Work required: Report every line in the listing that contains the string "describing".

Available data:
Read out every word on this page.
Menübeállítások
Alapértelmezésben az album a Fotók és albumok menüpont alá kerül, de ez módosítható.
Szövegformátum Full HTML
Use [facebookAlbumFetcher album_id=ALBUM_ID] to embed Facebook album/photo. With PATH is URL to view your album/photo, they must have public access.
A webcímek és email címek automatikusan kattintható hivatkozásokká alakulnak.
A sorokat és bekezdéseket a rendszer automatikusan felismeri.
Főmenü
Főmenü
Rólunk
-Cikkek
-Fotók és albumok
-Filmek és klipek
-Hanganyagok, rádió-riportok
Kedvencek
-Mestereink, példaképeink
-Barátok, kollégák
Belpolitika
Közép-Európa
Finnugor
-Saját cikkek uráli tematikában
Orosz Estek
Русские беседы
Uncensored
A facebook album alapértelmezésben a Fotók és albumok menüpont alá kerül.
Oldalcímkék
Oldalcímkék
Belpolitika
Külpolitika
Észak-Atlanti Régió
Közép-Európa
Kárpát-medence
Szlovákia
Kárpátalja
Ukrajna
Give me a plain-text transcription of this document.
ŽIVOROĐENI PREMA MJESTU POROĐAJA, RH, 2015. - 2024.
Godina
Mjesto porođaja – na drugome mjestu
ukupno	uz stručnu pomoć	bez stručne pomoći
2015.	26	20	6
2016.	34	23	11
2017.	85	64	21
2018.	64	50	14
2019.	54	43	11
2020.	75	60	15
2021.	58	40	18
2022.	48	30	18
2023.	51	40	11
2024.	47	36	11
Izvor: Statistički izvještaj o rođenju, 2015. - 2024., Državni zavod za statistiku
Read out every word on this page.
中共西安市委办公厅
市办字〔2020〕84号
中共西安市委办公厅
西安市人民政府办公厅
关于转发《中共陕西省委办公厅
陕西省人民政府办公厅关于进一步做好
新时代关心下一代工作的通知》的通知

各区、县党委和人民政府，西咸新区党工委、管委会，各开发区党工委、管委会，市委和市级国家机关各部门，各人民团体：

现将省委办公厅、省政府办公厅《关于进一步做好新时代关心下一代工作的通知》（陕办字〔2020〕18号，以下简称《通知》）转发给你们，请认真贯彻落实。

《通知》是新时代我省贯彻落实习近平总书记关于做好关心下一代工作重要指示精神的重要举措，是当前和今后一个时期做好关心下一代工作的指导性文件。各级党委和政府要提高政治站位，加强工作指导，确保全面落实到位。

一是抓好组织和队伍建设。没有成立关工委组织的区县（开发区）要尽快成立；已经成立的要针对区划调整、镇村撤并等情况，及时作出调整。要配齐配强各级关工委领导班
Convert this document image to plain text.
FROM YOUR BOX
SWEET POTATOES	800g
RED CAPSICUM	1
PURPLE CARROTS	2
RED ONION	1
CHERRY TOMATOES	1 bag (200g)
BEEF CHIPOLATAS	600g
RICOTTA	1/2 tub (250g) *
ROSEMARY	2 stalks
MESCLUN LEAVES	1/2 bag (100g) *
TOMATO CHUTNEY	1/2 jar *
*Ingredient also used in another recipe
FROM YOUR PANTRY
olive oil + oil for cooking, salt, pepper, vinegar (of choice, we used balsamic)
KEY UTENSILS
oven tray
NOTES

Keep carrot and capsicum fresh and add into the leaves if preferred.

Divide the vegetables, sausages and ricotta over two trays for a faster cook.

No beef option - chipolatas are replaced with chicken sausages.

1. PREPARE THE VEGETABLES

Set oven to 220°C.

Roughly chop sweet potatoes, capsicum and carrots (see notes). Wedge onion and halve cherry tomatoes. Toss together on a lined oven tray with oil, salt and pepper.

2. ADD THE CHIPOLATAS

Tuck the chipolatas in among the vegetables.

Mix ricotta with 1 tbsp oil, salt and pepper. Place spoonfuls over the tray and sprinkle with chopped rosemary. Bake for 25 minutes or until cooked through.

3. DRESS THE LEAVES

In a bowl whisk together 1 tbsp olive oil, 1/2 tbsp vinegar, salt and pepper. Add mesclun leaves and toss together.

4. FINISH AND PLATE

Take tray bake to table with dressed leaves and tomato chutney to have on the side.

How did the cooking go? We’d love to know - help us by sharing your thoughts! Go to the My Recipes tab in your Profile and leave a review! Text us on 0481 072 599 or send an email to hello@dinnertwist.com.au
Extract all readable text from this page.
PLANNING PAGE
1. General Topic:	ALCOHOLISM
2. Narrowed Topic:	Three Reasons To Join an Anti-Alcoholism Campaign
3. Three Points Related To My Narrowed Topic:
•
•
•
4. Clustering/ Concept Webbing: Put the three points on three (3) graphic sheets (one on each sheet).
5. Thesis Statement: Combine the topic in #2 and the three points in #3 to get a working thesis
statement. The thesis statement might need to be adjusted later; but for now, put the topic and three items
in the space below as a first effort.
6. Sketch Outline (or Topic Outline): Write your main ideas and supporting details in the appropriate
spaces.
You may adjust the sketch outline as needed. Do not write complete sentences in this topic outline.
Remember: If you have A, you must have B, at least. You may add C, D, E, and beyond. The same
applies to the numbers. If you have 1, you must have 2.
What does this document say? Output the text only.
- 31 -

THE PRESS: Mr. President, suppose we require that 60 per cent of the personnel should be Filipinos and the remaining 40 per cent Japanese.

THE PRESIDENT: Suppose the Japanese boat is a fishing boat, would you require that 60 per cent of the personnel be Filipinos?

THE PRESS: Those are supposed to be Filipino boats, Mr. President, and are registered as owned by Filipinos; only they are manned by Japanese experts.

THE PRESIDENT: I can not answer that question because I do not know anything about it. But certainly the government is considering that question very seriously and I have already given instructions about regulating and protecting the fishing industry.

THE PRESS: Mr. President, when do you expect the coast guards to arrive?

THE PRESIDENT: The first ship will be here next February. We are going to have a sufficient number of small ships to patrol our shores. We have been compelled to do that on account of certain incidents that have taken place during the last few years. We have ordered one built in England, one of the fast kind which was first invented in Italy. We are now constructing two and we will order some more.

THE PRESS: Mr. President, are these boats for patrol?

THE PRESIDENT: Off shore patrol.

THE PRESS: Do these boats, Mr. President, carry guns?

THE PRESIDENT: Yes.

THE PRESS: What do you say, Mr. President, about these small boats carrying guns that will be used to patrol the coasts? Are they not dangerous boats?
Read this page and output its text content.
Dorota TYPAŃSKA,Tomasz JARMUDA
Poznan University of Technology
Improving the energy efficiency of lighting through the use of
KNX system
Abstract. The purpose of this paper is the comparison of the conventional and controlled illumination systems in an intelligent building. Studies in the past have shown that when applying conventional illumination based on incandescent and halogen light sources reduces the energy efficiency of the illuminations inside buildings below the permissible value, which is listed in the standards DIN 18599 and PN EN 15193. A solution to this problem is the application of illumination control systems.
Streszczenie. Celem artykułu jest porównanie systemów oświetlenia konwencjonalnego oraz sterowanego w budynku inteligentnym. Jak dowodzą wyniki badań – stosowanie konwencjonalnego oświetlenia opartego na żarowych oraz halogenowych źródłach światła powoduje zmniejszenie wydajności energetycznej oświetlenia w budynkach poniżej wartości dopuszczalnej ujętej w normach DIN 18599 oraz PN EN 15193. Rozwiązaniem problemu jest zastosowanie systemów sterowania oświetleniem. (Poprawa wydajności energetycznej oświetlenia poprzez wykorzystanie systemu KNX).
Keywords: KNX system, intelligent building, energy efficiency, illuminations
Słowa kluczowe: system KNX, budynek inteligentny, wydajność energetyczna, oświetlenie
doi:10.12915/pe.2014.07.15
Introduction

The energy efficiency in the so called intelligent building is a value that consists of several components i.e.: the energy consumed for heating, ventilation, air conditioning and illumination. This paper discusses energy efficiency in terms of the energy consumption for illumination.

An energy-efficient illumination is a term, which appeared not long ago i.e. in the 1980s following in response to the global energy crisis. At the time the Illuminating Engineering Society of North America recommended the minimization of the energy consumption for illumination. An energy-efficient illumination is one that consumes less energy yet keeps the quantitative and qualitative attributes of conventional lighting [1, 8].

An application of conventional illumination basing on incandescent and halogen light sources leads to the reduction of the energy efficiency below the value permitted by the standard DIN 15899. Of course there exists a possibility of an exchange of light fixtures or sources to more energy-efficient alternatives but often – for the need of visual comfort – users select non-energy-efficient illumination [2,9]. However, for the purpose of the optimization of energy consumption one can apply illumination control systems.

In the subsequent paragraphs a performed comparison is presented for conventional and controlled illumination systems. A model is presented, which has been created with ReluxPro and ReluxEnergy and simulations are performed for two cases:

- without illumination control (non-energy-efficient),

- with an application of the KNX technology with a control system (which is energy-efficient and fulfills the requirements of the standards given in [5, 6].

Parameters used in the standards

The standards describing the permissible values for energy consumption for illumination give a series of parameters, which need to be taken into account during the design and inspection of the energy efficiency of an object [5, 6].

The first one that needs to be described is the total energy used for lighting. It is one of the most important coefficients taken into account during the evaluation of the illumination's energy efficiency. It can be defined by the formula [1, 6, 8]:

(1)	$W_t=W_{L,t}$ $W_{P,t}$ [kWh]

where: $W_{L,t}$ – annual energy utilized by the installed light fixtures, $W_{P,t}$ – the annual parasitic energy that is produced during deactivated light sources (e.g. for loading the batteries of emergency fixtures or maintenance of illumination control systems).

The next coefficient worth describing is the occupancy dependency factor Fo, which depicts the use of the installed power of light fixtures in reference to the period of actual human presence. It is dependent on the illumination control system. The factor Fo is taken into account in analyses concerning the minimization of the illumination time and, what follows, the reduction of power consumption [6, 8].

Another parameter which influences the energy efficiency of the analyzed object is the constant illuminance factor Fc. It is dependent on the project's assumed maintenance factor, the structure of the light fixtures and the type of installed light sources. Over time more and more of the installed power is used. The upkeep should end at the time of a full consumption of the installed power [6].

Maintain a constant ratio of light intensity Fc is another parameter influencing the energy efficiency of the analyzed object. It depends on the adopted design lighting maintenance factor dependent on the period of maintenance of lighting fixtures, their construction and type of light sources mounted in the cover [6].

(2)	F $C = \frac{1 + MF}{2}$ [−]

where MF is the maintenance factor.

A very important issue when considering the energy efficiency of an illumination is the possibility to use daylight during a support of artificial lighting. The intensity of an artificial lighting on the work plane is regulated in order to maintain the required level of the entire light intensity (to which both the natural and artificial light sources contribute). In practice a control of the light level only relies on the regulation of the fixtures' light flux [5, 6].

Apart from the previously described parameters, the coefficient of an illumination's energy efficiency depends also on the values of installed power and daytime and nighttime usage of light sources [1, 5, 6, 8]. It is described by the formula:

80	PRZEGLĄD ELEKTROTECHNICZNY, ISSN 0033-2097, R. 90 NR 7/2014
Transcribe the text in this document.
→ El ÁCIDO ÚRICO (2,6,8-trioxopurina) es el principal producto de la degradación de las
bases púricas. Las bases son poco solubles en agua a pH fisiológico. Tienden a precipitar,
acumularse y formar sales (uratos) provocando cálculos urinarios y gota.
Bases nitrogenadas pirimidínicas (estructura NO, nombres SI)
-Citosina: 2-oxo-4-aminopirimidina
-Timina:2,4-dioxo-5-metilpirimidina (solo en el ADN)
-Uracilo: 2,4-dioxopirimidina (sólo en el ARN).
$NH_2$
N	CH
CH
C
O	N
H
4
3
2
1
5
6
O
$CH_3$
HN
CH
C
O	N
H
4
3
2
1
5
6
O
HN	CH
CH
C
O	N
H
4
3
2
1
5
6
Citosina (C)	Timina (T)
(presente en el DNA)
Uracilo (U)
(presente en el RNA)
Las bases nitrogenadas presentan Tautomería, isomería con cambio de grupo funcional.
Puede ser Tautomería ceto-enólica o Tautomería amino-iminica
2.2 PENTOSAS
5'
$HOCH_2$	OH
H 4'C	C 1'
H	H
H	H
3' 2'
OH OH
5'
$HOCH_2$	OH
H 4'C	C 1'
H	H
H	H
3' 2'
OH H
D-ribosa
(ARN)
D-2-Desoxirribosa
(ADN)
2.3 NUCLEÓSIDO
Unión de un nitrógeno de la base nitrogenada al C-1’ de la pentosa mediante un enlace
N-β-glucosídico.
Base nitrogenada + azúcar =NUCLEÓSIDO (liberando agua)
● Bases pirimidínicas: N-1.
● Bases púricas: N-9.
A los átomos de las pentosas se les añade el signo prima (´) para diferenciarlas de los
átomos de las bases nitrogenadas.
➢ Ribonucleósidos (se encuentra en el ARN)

Output of the exercise:
The standards describing the permissible values for energy consumption for illumination give a series of parameters, which need to be taken into account during the design and inspection of the energy efficiency of an object [5, 6].
The next coefficient worth describing is the occupancy dependency factor Fo, which depicts the use of the installed power of light fixtures in reference to the period of actual human presence. It is dependent on the illumination control system. The factor Fo is taken into account in analyses concerning the minimization of the illumination time and, what follows, the reduction of power consumption [6, 8].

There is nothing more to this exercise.